■ Records for processing
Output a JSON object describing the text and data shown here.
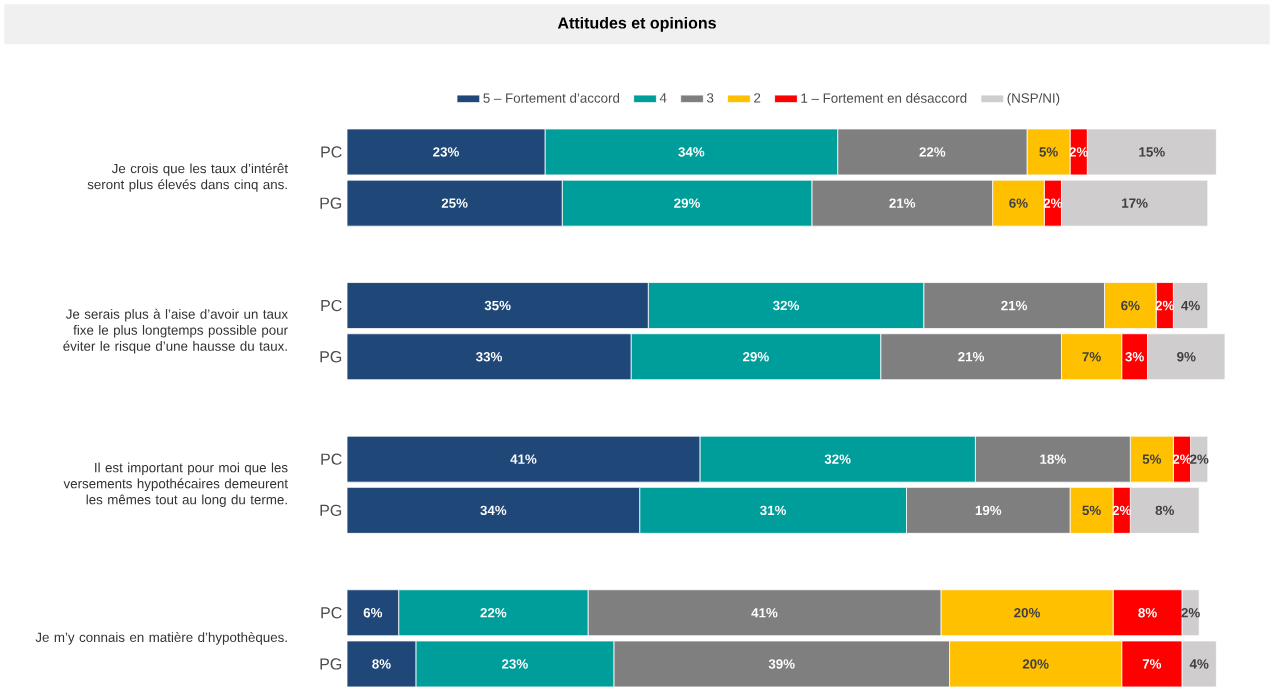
{
  "chart_data": {
    "type": "bar",
    "orientation": "horizontal",
    "stacked": true,
    "title": "Attitudes et opinions",
    "categories": [
      "PC",
      "PG",
      "PC",
      "PG",
      "PC",
      "PG",
      "PC",
      "PG"
    ],
    "annotations": [
      "Je crois que les taux d’intérêt seront plus élevés dans cinq ans.",
      "Je serais plus à l’aise d’avoir un taux fixe le plus longtemps possible pour éviter le risque d’une hausse du taux.",
      "Il est important pour moi que les versements hypothécaires demeurent les mêmes tout au long du terme.",
      "Je m’y connais en matière d’hypothèques."
    ],
    "series": [
      {
        "name": "5 – Fortement d’accord",
        "color": "#1f4778",
        "values": [
          23,
          25,
          35,
          33,
          41,
          34,
          6,
          8
        ],
        "value_labels": [
          "23%",
          "25%",
          "35%",
          "33%",
          "41%",
          "34%",
          "6%",
          "8%"
        ]
      },
      {
        "name": "4",
        "color": "#009e9a",
        "values": [
          34,
          29,
          32,
          29,
          32,
          31,
          22,
          23
        ],
        "value_labels": [
          "34%",
          "29%",
          "32%",
          "29%",
          "32%",
          "31%",
          "22%",
          "23%"
        ]
      },
      {
        "name": "3",
        "color": "#7f7f7f",
        "values": [
          22,
          21,
          21,
          21,
          18,
          19,
          41,
          39
        ],
        "value_labels": [
          "22%",
          "21%",
          "21%",
          "21%",
          "18%",
          "19%",
          "41%",
          "39%"
        ]
      },
      {
        "name": "2",
        "color": "#ffc000",
        "values": [
          5,
          6,
          6,
          7,
          5,
          5,
          20,
          20
        ],
        "value_labels": [
          "5%",
          "6%",
          "6%",
          "7%",
          "5%",
          "5%",
          "20%",
          "20%"
        ]
      },
      {
        "name": "1 – Fortement en désaccord",
        "color": "#ff0000",
        "values": [
          2,
          2,
          2,
          3,
          2,
          2,
          8,
          7
        ],
        "value_labels": [
          "2%",
          "2%",
          "2%",
          "3%",
          "2%",
          "2%",
          "8%",
          "7%"
        ]
      },
      {
        "name": "(NSP/NI)",
        "color": "#cfcdcd",
        "values": [
          15,
          17,
          4,
          9,
          2,
          8,
          2,
          4
        ],
        "value_labels": [
          "15%",
          "17%",
          "4%",
          "9%",
          "2%",
          "8%",
          "2%",
          "4%"
        ]
      }
    ],
    "xlim": [
      0,
      102
    ],
    "legend": "top",
    "tick_labels": "y"
  }
}
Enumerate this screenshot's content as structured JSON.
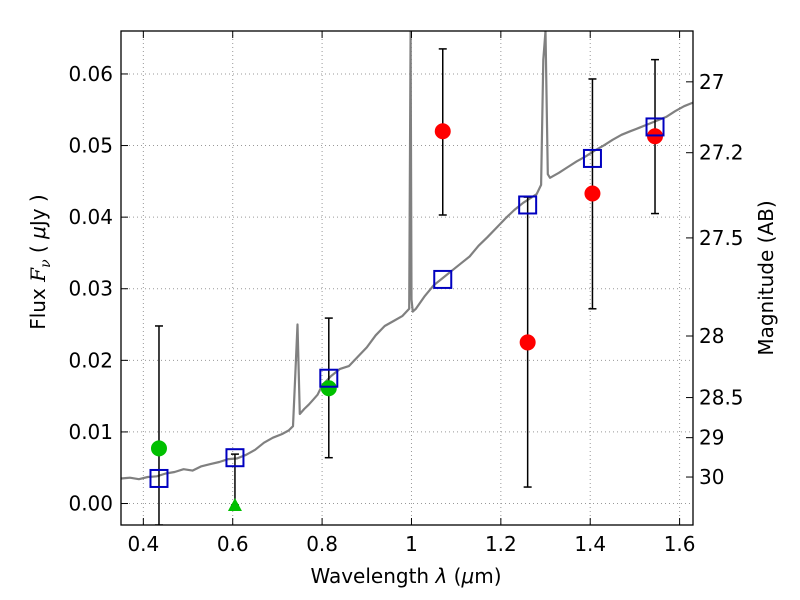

■ What to work on
Without including any picture, retype the entries exactly.

■ Full response
Output a JSON object describing the text and data shown here.
{
  "chart_data": {
    "type": "bar",
    "orientation": "horizontal",
    "stacked": true,
    "title": "Attitudes et opinions",
    "categories": [
      "PC",
      "PG",
      "PC",
      "PG",
      "PC",
      "PG",
      "PC",
      "PG"
    ],
    "annotations": [
      "Je crois que les taux d’intérêt seront plus élevés dans cinq ans.",
      "Je serais plus à l’aise d’avoir un taux fixe le plus longtemps possible pour éviter le risque d’une hausse du taux.",
      "Il est important pour moi que les versements hypothécaires demeurent les mêmes tout au long du terme.",
      "Je m’y connais en matière d’hypothèques."
    ],
    "series": [
      {
        "name": "5 – Fortement d’accord",
        "color": "#1f4778",
        "values": [
          23,
          25,
          35,
          33,
          41,
          34,
          6,
          8
        ],
        "value_labels": [
          "23%",
          "25%",
          "35%",
          "33%",
          "41%",
          "34%",
          "6%",
          "8%"
        ]
      },
      {
        "name": "4",
        "color": "#009e9a",
        "values": [
          34,
          29,
          32,
          29,
          32,
          31,
          22,
          23
        ],
        "value_labels": [
          "34%",
          "29%",
          "32%",
          "29%",
          "32%",
          "31%",
          "22%",
          "23%"
        ]
      },
      {
        "name": "3",
        "color": "#7f7f7f",
        "values": [
          22,
          21,
          21,
          21,
          18,
          19,
          41,
          39
        ],
        "value_labels": [
          "22%",
          "21%",
          "21%",
          "21%",
          "18%",
          "19%",
          "41%",
          "39%"
        ]
      },
      {
        "name": "2",
        "color": "#ffc000",
        "values": [
          5,
          6,
          6,
          7,
          5,
          5,
          20,
          20
        ],
        "value_labels": [
          "5%",
          "6%",
          "6%",
          "7%",
          "5%",
          "5%",
          "20%",
          "20%"
        ]
      },
      {
        "name": "1 – Fortement en désaccord",
        "color": "#ff0000",
        "values": [
          2,
          2,
          2,
          3,
          2,
          2,
          8,
          7
        ],
        "value_labels": [
          "2%",
          "2%",
          "2%",
          "3%",
          "2%",
          "2%",
          "8%",
          "7%"
        ]
      },
      {
        "name": "(NSP/NI)",
        "color": "#cfcdcd",
        "values": [
          15,
          17,
          4,
          9,
          2,
          8,
          2,
          4
        ],
        "value_labels": [
          "15%",
          "17%",
          "4%",
          "9%",
          "2%",
          "8%",
          "2%",
          "4%"
        ]
      }
    ],
    "xlim": [
      0,
      102
    ],
    "legend": "top",
    "tick_labels": "y"
  }
}
Enumerate this screenshot's content as structured JSON.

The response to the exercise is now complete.